» **Rows**:
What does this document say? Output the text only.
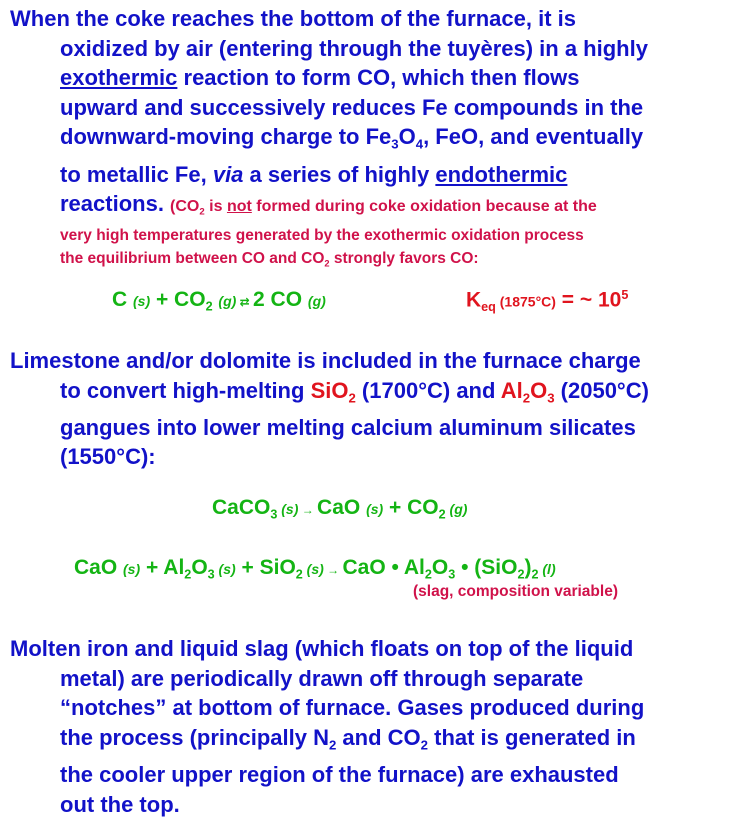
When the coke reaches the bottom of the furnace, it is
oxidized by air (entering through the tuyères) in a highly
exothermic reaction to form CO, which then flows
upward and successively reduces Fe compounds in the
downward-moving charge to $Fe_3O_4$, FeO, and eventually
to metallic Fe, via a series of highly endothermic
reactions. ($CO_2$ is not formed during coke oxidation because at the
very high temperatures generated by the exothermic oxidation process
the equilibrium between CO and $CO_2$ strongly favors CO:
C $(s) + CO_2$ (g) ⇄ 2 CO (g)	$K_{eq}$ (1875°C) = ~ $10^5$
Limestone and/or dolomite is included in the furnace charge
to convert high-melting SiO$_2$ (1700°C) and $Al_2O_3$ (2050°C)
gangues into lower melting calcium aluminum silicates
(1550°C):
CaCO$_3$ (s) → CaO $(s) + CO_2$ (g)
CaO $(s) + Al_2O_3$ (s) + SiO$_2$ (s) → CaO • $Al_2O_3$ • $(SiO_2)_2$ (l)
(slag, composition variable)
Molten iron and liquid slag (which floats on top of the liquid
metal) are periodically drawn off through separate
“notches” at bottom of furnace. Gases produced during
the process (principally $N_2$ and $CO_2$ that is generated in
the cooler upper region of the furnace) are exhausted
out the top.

» **Task brief**:
Which lines above contain "coke"? Show each of them.

» **Output for this exercise**:
When the coke reaches the bottom of the furnace, it is
reactions. ($CO_2$ is not formed during coke oxidation because at the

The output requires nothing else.